Exercise material -
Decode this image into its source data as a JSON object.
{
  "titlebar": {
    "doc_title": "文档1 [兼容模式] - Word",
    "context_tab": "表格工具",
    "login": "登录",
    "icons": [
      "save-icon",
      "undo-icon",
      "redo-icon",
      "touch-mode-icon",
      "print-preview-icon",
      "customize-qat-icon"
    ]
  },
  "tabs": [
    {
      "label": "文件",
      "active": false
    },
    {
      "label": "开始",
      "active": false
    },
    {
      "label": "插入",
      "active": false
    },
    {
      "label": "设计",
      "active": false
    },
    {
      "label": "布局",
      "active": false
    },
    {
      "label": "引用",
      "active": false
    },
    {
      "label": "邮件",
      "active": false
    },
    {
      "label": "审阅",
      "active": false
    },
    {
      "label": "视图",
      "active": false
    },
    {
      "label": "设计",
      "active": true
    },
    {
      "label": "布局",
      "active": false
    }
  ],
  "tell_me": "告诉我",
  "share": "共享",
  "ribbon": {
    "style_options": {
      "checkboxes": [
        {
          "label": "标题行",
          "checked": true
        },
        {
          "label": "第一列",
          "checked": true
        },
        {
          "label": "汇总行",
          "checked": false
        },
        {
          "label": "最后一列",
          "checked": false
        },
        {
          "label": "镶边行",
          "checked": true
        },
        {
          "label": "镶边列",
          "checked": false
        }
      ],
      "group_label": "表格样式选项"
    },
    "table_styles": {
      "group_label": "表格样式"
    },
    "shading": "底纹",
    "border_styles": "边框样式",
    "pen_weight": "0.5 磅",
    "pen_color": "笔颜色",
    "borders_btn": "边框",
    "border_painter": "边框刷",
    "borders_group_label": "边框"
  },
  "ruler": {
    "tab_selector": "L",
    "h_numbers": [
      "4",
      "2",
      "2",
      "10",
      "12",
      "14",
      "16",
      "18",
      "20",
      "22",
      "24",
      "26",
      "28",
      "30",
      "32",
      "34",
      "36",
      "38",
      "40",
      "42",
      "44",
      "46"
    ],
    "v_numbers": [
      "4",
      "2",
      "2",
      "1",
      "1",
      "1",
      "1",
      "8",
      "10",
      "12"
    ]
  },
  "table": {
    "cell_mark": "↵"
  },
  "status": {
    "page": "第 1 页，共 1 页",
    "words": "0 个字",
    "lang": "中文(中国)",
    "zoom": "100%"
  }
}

Exercise requirements - Print the listing above in its entirety, with every line exact.

Written response -
Decode this image into its source data as a JSON object.
{
  "titlebar": {
    "doc_title": "文档1 [兼容模式] - Word",
    "context_tab": "表格工具",
    "login": "登录",
    "icons": [
      "save-icon",
      "undo-icon",
      "redo-icon",
      "touch-mode-icon",
      "print-preview-icon",
      "customize-qat-icon"
    ]
  },
  "tabs": [
    {
      "label": "文件",
      "active": false
    },
    {
      "label": "开始",
      "active": false
    },
    {
      "label": "插入",
      "active": false
    },
    {
      "label": "设计",
      "active": false
    },
    {
      "label": "布局",
      "active": false
    },
    {
      "label": "引用",
      "active": false
    },
    {
      "label": "邮件",
      "active": false
    },
    {
      "label": "审阅",
      "active": false
    },
    {
      "label": "视图",
      "active": false
    },
    {
      "label": "设计",
      "active": true
    },
    {
      "label": "布局",
      "active": false
    }
  ],
  "tell_me": "告诉我",
  "share": "共享",
  "ribbon": {
    "style_options": {
      "checkboxes": [
        {
          "label": "标题行",
          "checked": true
        },
        {
          "label": "第一列",
          "checked": true
        },
        {
          "label": "汇总行",
          "checked": false
        },
        {
          "label": "最后一列",
          "checked": false
        },
        {
          "label": "镶边行",
          "checked": true
        },
        {
          "label": "镶边列",
          "checked": false
        }
      ],
      "group_label": "表格样式选项"
    },
    "table_styles": {
      "group_label": "表格样式"
    },
    "shading": "底纹",
    "border_styles": "边框样式",
    "pen_weight": "0.5 磅",
    "pen_color": "笔颜色",
    "borders_btn": "边框",
    "border_painter": "边框刷",
    "borders_group_label": "边框"
  },
  "ruler": {
    "tab_selector": "L",
    "h_numbers": [
      "4",
      "2",
      "2",
      "10",
      "12",
      "14",
      "16",
      "18",
      "20",
      "22",
      "24",
      "26",
      "28",
      "30",
      "32",
      "34",
      "36",
      "38",
      "40",
      "42",
      "44",
      "46"
    ],
    "v_numbers": [
      "4",
      "2",
      "2",
      "1",
      "1",
      "1",
      "1",
      "8",
      "10",
      "12"
    ]
  },
  "table": {
    "cell_mark": "↵"
  },
  "status": {
    "page": "第 1 页，共 1 页",
    "words": "0 个字",
    "lang": "中文(中国)",
    "zoom": "100%"
  }
}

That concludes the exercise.